[Recorded data]
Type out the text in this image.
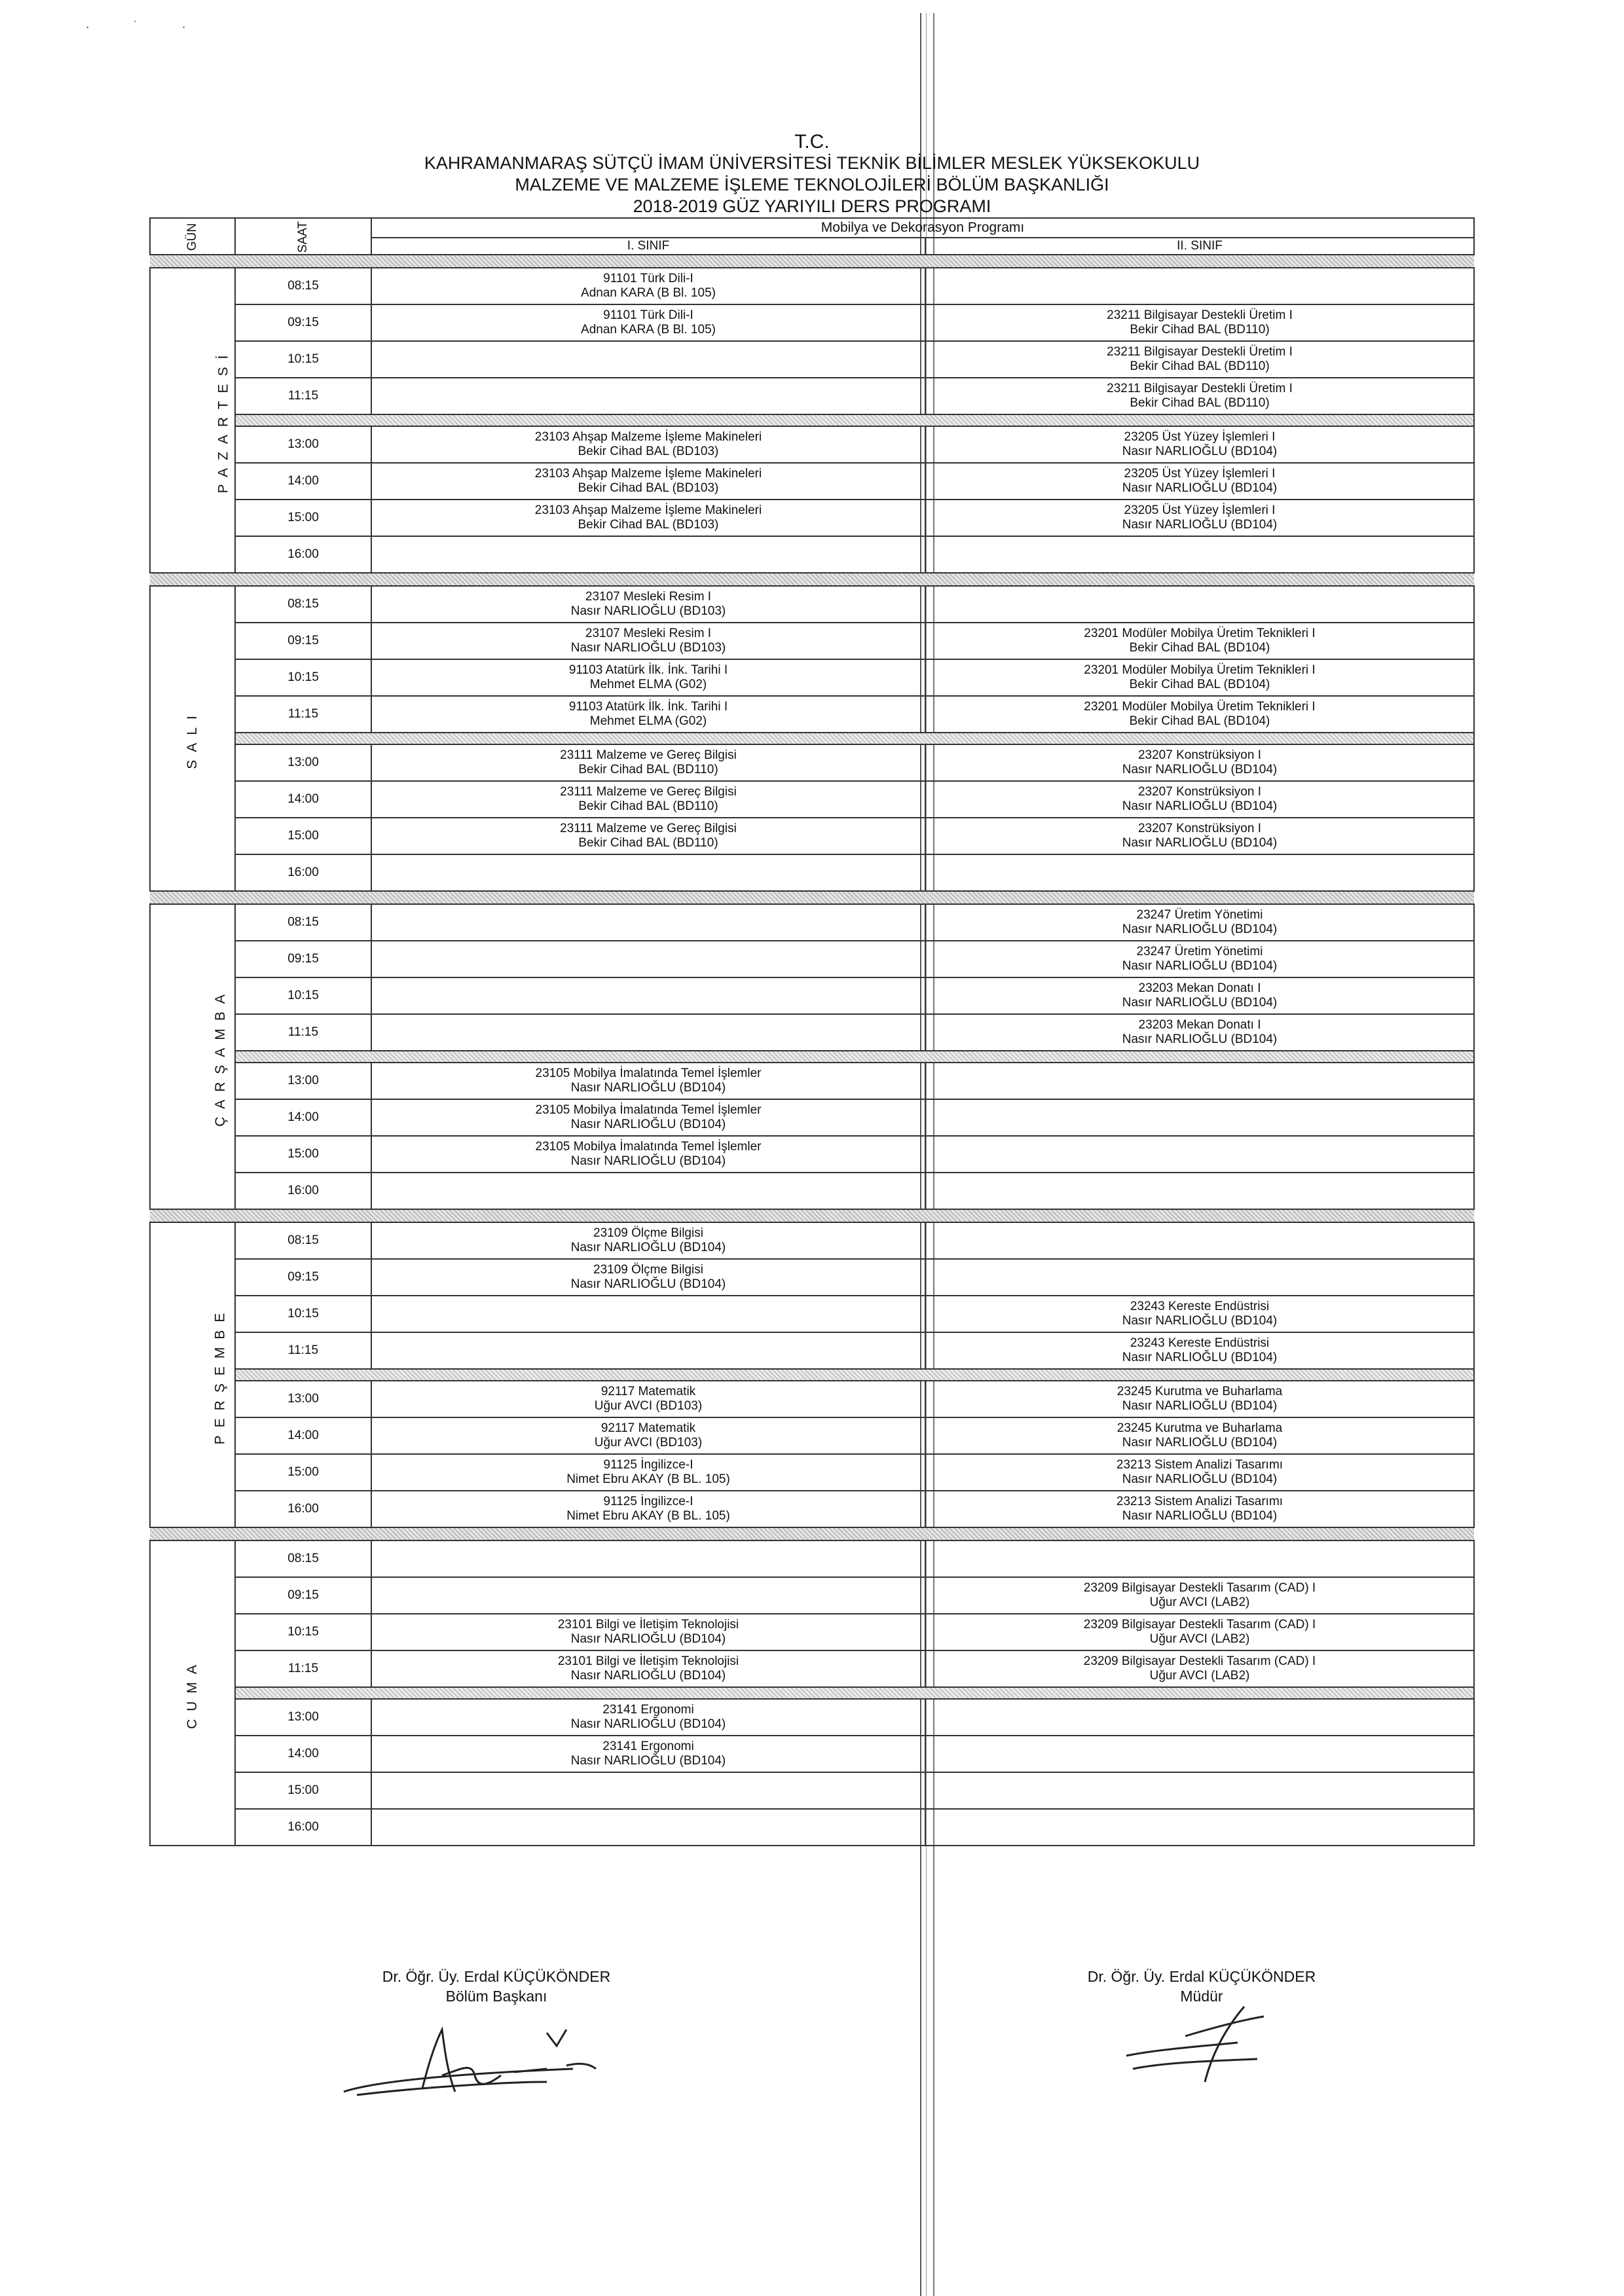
· ˙ ·
T.C.
KAHRAMANMARAŞ SÜTÇÜ İMAM ÜNİVERSİTESİ TEKNİK BİLİMLER MESLEK YÜKSEKOKULU
MALZEME VE MALZEME İŞLEME TEKNOLOJİLERİ BÖLÜM BAŞKANLIĞI
2018-2019 GÜZ YARIYILI DERS PROGRAMI
GÜN	SAAT	Mobilya ve Dekorasyon Programı	
		I. SINIF	II. SINIF

PAZARTESİ	08:15	91101 Türk Dili-I
Adnan KARA (B Bl. 105)	

	09:15	91101 Türk Dili-I
Adnan KARA (B Bl. 105)	23211 Bilgisayar Destekli Üretim I
Bekir Cihad BAL (BD110)

	10:15		23211 Bilgisayar Destekli Üretim I
Bekir Cihad BAL (BD110)

	11:15		23211 Bilgisayar Destekli Üretim I
Bekir Cihad BAL (BD110)

	13:00	23103 Ahşap Malzeme İşleme Makineleri
Bekir Cihad BAL (BD103)	23205 Üst Yüzey İşlemleri I
Nasır NARLIOĞLU (BD104)

	14:00	23103 Ahşap Malzeme İşleme Makineleri
Bekir Cihad BAL (BD103)	23205 Üst Yüzey İşlemleri I
Nasır NARLIOĞLU (BD104)

	15:00	23103 Ahşap Malzeme İşleme Makineleri
Bekir Cihad BAL (BD103)	23205 Üst Yüzey İşlemleri I
Nasır NARLIOĞLU (BD104)

	16:00		

SALI	08:15	23107 Mesleki Resim I
Nasır NARLIOĞLU (BD103)	

	09:15	23107 Mesleki Resim I
Nasır NARLIOĞLU (BD103)	23201 Modüler Mobilya Üretim Teknikleri I
Bekir Cihad BAL (BD104)

	10:15	91103 Atatürk İlk. İnk. Tarihi I
Mehmet ELMA (G02)	23201 Modüler Mobilya Üretim Teknikleri I
Bekir Cihad BAL (BD104)

	11:15	91103 Atatürk İlk. İnk. Tarihi I
Mehmet ELMA (G02)	23201 Modüler Mobilya Üretim Teknikleri I
Bekir Cihad BAL (BD104)

	13:00	23111 Malzeme ve Gereç Bilgisi
Bekir Cihad BAL (BD110)	23207 Konstrüksiyon I
Nasır NARLIOĞLU (BD104)

	14:00	23111 Malzeme ve Gereç Bilgisi
Bekir Cihad BAL (BD110)	23207 Konstrüksiyon I
Nasır NARLIOĞLU (BD104)

	15:00	23111 Malzeme ve Gereç Bilgisi
Bekir Cihad BAL (BD110)	23207 Konstrüksiyon I
Nasır NARLIOĞLU (BD104)

	16:00		

ÇARŞAMBA	08:15		23247 Üretim Yönetimi
Nasır NARLIOĞLU (BD104)

	09:15		23247 Üretim Yönetimi
Nasır NARLIOĞLU (BD104)

	10:15		23203 Mekan Donatı I
Nasır NARLIOĞLU (BD104)

	11:15		23203 Mekan Donatı I
Nasır NARLIOĞLU (BD104)

	13:00	23105 Mobilya İmalatında Temel İşlemler
Nasır NARLIOĞLU (BD104)	

	14:00	23105 Mobilya İmalatında Temel İşlemler
Nasır NARLIOĞLU (BD104)	

	15:00	23105 Mobilya İmalatında Temel İşlemler
Nasır NARLIOĞLU (BD104)	

	16:00		

PERŞEMBE	08:15	23109 Ölçme Bilgisi
Nasır NARLIOĞLU (BD104)	

	09:15	23109 Ölçme Bilgisi
Nasır NARLIOĞLU (BD104)	

	10:15		23243 Kereste Endüstrisi
Nasır NARLIOĞLU (BD104)

	11:15		23243 Kereste Endüstrisi
Nasır NARLIOĞLU (BD104)

	13:00	92117 Matematik
Uğur AVCI (BD103)	23245 Kurutma ve Buharlama
Nasır NARLIOĞLU (BD104)

	14:00	92117 Matematik
Uğur AVCI (BD103)	23245 Kurutma ve Buharlama
Nasır NARLIOĞLU (BD104)

	15:00	91125 İngilizce-I
Nimet Ebru AKAY (B BL. 105)	23213 Sistem Analizi Tasarımı
Nasır NARLIOĞLU (BD104)

	16:00	91125 İngilizce-I
Nimet Ebru AKAY (B BL. 105)	23213 Sistem Analizi Tasarımı
Nasır NARLIOĞLU (BD104)

CUMA	08:15		
	09:15		23209 Bilgisayar Destekli Tasarım (CAD) I
Uğur AVCI (LAB2)

	10:15	23101 Bilgi ve İletişim Teknolojisi
Nasır NARLIOĞLU (BD104)	23209 Bilgisayar Destekli Tasarım (CAD) I
Uğur AVCI (LAB2)

	11:15	23101 Bilgi ve İletişim Teknolojisi
Nasır NARLIOĞLU (BD104)	23209 Bilgisayar Destekli Tasarım (CAD) I
Uğur AVCI (LAB2)

	13:00	23141 Ergonomi
Nasır NARLIOĞLU (BD104)	

	14:00	23141 Ergonomi
Nasır NARLIOĞLU (BD104)	

	15:00		
	16:00		
Dr. Öğr. Üy. Erdal KÜÇÜKÖNDER
Bölüm Başkanı
Dr. Öğr. Üy. Erdal KÜÇÜKÖNDER
Müdür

* Given instruction:
Find each line holding "Gereç". Copy it out.

* Reply to the exercise:
	13:00	23111 Malzeme ve Gereç Bilgisi
	14:00	23111 Malzeme ve Gereç Bilgisi
	15:00	23111 Malzeme ve Gereç Bilgisi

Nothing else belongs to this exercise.